De-colonizing and Fair Isle knitting.

Keep Abortion Legal sweater by Lisa Anne Auerbach

I just read several knitting books and several anti-colonial books at the same time, and I have all these new ideas about my own knitting. As happens when you read different topics at the same time, I found where they overlap and connect. An example.

From Michael Pearson’s Traditional Knitting: Aran, Fair Isle and fisher ganseys, 1984.

Pages 121-2.

[The Shetland Islands] lie to the north east of Britain and are in fact closer to Norway than mainland Scotland. … The inhabitants owe their heritage to the Norsemen who settled there in the 8th and 9th centuries, living under the patronage of Norway for over 500 years before the influx of Scottish mainlanders in the 13th century. Norse influence then began to fade and ended with the sale of the islands in 1496 by Norway to the Scottish Crown.

From this date right through to the present day the history of the inhabitants has been one of ruthless exploitation— by the Stuart family till 1615 and then by the splitting up of the islands into estates run by rich immigrant Churchmen and landowners…

The two knitting traditions that had the most resonance for me were Cowichan sweaters and Fair Isle knitting, both affected by Scottish colonialism. The more I read about Scottish history, the more it seems like Scotland has been a volcano of settlers for hundreds of years. They can’t stay home. Why? I continue to read. I want to know more about how I ended up here, descended from at least five different Scottish settler families on Coast Salish territories.

But. Ideas I got from this round of reading.

  • Folk knitting history is patchy and there are many versions of events and stories.
  • Reading books by American and British people mostly involves serious denial about colonization of any kind. It’s almost a relief to read books about North American genocide, because at least the destruction is presented as destruction. I read one book about Fair Isle knitting that presented Norway’s sale of Fair Isle to Scotland as simply a “reflection of the fact that the island was by then more Scottish than Norse.” OK, author, but how did that happen?
  • Knitting has labour politics as well as the more discussed gender roles. I hadn’t thought much before about the history of underpaid cottage industries where poor people knit clothes for rich people, for peanuts per hour. It is still basically impossible to make a living wage selling hand knitting. Like gardening, it’s one of those subsistence activities that middle class people dabble in for leisure. Not sure what to do with that right now.
  • Again, being a folk art, patterns and ideas spread whenever one crafter meets another (or even a craft). It sounds like Cowichan spinners and weavers were keen to pick up knitting from European settlers and missionaries, just as crafters. But also, English style knitting (yarn in the receiving hand) was taught in residential schools as a “civilizing” domestic skill, sometimes to produce items the school sold for profit. I want to find out how Turkish style knitting (with the yarn around the back of the neck) ended up in the Andes, when by the time of colonization I think Iberians were knitting in continental style (yarn in the loading hand). So far I haven’t found a resource that has both crafty knowledge and awareness of colonialism.

» THE TASK:
Resume the essay on knitting and colonialism, carrying it on from its last sentence.

» SUPPLIED ENTRIES:
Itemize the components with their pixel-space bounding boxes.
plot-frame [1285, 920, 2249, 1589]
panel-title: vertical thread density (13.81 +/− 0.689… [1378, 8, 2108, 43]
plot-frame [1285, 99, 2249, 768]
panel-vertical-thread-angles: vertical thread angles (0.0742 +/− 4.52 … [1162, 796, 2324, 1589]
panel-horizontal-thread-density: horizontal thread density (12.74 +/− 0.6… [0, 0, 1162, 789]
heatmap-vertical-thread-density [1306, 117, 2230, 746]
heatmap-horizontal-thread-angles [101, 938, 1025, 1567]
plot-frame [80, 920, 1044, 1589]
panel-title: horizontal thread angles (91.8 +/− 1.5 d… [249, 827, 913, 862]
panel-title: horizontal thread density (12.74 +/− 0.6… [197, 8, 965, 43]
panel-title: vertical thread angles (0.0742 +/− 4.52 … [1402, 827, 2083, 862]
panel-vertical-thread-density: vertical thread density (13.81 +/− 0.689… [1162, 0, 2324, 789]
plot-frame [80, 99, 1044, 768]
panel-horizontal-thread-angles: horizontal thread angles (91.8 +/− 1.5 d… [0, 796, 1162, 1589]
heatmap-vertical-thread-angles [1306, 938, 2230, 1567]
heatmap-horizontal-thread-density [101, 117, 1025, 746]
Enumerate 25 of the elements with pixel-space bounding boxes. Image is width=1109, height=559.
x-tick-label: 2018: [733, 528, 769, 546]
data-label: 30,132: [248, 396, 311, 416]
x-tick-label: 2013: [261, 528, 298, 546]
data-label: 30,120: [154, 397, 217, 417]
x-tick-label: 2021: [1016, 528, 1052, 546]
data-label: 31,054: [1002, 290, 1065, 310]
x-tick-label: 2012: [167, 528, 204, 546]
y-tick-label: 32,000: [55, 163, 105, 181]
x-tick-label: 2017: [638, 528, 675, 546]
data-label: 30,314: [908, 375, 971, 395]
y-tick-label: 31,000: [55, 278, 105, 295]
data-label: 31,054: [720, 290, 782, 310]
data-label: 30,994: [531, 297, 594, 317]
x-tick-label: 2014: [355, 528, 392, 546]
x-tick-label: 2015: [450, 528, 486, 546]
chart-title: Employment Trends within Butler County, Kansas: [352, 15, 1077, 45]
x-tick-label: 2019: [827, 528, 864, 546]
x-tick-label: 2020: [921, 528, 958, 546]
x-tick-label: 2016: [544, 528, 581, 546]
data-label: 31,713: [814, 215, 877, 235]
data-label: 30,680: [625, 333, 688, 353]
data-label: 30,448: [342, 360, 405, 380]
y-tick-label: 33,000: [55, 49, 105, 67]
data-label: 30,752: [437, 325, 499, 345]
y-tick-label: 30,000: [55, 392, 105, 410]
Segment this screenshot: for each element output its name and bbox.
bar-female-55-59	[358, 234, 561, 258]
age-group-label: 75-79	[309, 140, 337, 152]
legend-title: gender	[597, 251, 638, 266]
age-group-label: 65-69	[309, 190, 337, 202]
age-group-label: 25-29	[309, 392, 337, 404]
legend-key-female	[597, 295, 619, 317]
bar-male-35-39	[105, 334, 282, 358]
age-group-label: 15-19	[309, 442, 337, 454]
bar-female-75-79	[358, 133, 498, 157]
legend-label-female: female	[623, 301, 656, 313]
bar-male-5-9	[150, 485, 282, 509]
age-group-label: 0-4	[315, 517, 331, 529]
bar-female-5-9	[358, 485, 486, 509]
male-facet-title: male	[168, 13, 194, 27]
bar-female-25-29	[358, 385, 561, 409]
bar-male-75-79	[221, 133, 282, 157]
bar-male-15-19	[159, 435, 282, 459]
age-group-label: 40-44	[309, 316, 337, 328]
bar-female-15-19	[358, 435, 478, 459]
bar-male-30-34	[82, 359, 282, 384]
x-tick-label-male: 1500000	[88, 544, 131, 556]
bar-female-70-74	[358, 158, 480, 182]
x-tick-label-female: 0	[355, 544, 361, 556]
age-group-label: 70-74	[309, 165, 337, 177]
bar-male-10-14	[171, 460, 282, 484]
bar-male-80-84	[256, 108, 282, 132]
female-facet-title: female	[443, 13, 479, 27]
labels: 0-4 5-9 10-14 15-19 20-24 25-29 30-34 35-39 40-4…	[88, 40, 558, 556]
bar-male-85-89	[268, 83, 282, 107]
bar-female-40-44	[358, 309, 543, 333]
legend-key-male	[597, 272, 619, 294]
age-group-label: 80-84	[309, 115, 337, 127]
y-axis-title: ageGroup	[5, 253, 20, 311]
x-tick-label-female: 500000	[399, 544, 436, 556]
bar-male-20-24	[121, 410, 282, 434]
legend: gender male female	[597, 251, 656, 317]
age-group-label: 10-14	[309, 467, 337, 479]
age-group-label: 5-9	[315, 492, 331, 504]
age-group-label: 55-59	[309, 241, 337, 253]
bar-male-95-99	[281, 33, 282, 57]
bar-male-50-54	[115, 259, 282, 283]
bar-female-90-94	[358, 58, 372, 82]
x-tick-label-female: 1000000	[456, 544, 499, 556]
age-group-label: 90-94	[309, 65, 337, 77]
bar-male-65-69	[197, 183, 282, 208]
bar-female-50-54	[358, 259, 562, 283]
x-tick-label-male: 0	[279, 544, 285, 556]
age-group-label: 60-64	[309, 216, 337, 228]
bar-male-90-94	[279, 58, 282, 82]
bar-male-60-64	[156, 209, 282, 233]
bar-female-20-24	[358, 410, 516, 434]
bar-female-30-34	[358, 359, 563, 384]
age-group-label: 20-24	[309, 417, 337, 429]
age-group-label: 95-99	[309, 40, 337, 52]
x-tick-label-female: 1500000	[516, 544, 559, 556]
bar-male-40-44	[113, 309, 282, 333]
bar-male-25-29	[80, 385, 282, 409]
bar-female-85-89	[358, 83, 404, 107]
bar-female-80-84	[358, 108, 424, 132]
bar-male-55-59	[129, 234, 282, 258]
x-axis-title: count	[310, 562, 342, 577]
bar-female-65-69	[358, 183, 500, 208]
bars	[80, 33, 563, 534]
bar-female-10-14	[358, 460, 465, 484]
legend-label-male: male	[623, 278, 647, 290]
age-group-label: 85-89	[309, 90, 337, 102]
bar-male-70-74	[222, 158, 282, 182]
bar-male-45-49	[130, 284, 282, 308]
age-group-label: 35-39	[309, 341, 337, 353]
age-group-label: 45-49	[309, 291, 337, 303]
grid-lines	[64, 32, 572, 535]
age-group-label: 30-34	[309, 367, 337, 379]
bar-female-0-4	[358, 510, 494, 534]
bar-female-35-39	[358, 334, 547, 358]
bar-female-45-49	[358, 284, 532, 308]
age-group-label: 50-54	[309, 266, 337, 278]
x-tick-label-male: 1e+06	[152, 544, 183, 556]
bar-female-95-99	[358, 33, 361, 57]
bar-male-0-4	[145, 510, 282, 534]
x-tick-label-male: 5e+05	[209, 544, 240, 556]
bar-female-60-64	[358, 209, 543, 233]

» OUTPUT OF THE TASK:
More from Michael Pearson.

Page 128.

Because of the natural tendency to identify with areas within reach, British knitters have usually assumed that Fair Isle was the place where two-colour knitting was invented.

I don’t know how natural that is. It does seem to be part of British and maybe European culture, to assume cultural dominance or sameness. Do non-Euro people have a history of that too? Assuming that everything was invented nearby just because it’s here now? (Two colour knitting, as far as I have been able to find out, first turned up in Turkey and Egypt, then spread via trade routes to Baltic and Nordic Europe.)

Old men knitting, a gap, then young men knitting

Flickr photo

I posted a few photos of knitting ideas this week, and when I was thinking about what to post to round on the week’s set, I got to thinking about men knitting.

Several times, I’ve had old white men come up to me while I’m knitting (or especially the few times Galen has been knitting in public), and they’ve talked about how they used to knit, or about how all their sailor or fisherman coworkers used to knit their own socks, hats and sweaters. People in my grandparents’ generation. Pretty much the exact dudes in that photo. The middle one is knitting. Can you tell? That’s my usual move, knitting while everybody else drinks beer.

My gramma, who has been my main knitting tutor other than books, is totally unphased about men knitting. She seems to find it normal and expected, which strikes me as odd since knitting is now cast as such a gendered activity, as a feminine art to be reclaimed and valued, as something our grandmothers did. When guys knit now, it’s celebrated as a happy transgression similar to chicks fixing cars. I should ask my grandparents about this, see if they remember a break when western or North American men stopped knitting.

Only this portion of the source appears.